Data entries for graphics

☆ ☆ ☆

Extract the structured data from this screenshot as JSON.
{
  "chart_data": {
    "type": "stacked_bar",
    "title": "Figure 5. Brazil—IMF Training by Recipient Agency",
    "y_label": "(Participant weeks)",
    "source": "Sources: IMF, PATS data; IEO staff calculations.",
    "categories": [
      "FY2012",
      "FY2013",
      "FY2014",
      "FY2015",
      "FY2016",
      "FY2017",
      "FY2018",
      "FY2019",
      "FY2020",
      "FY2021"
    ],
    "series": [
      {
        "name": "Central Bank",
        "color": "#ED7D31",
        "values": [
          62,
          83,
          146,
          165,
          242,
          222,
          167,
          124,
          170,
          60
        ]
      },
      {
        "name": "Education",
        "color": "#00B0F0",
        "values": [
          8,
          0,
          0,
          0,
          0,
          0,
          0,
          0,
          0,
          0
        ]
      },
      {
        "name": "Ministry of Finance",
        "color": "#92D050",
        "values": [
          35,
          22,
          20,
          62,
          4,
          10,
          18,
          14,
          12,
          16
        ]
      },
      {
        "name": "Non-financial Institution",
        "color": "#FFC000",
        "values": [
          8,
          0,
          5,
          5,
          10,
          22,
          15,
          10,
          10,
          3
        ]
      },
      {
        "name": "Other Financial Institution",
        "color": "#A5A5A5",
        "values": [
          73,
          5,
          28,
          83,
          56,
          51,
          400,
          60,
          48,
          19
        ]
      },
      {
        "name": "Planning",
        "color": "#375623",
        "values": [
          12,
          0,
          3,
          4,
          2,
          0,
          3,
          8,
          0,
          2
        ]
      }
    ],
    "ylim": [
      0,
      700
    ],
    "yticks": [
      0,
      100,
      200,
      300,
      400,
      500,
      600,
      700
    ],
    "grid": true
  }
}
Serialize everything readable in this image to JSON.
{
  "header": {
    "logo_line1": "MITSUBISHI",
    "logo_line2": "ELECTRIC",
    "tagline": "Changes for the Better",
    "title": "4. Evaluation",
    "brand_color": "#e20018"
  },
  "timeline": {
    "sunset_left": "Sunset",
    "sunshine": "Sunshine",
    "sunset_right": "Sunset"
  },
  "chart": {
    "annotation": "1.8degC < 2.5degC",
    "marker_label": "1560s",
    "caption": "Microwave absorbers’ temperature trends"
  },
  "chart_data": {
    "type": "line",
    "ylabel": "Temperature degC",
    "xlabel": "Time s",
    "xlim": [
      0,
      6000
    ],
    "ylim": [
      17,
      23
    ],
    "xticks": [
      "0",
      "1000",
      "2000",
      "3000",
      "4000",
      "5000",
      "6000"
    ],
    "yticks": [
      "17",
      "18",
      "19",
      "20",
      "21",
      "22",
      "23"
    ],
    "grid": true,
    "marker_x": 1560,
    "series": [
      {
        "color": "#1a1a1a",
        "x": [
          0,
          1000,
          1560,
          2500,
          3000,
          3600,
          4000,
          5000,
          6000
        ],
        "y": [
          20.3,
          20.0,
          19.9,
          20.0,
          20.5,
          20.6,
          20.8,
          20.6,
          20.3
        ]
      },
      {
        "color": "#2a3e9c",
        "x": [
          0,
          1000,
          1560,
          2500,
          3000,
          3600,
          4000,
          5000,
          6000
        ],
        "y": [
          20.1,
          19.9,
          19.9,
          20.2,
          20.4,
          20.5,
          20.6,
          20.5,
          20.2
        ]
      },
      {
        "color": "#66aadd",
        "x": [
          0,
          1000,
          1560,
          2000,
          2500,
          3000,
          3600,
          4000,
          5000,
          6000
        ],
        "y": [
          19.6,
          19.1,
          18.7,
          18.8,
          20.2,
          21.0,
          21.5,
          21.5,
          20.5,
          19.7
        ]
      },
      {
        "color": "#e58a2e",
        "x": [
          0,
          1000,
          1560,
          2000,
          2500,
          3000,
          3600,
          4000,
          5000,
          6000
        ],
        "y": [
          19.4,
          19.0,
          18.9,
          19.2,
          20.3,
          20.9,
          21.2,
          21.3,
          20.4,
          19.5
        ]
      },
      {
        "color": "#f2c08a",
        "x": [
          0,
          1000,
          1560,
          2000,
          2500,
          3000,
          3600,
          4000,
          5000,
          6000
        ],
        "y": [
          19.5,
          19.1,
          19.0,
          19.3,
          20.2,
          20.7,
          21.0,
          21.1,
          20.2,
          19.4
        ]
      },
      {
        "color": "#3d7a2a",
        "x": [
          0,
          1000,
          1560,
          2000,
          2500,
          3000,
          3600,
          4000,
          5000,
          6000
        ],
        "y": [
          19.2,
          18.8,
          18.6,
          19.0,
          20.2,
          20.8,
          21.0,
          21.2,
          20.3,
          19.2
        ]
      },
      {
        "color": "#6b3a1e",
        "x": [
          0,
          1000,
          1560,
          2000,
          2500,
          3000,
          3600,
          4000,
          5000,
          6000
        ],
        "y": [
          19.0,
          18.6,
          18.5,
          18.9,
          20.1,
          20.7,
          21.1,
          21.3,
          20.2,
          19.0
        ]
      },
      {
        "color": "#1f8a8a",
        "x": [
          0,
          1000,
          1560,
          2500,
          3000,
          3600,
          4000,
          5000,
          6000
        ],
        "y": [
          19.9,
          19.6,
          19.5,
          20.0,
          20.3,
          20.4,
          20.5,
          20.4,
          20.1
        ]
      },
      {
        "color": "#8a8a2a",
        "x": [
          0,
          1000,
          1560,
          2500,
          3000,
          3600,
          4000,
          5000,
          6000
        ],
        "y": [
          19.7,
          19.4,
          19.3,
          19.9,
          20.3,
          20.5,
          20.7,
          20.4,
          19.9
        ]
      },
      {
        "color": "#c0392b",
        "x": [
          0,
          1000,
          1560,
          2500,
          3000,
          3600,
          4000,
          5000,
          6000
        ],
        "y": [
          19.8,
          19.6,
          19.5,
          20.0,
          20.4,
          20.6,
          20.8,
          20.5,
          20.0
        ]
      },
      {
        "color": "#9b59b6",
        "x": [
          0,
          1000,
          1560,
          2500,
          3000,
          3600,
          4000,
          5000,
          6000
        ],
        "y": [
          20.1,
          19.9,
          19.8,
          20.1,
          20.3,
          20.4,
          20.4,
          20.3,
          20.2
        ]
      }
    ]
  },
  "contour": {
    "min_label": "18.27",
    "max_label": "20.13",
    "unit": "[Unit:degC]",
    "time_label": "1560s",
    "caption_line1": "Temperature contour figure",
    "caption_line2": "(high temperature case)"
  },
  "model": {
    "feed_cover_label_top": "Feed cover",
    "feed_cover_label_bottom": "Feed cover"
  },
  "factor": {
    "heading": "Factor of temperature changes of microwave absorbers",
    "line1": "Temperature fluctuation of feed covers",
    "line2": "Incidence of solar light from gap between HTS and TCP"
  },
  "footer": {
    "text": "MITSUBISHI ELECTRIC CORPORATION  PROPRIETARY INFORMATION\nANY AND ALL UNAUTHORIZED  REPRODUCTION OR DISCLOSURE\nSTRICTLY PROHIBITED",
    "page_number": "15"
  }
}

☆ ☆ ☆

The exercise: Gather each line in the entries above where the string "name" is found.

Exercise solution:
        "name": "Central Bank",
        "name": "Education",
        "name": "Ministry of Finance",
        "name": "Non-financial Institution",
        "name": "Other Financial Institution",
        "name": "Planning",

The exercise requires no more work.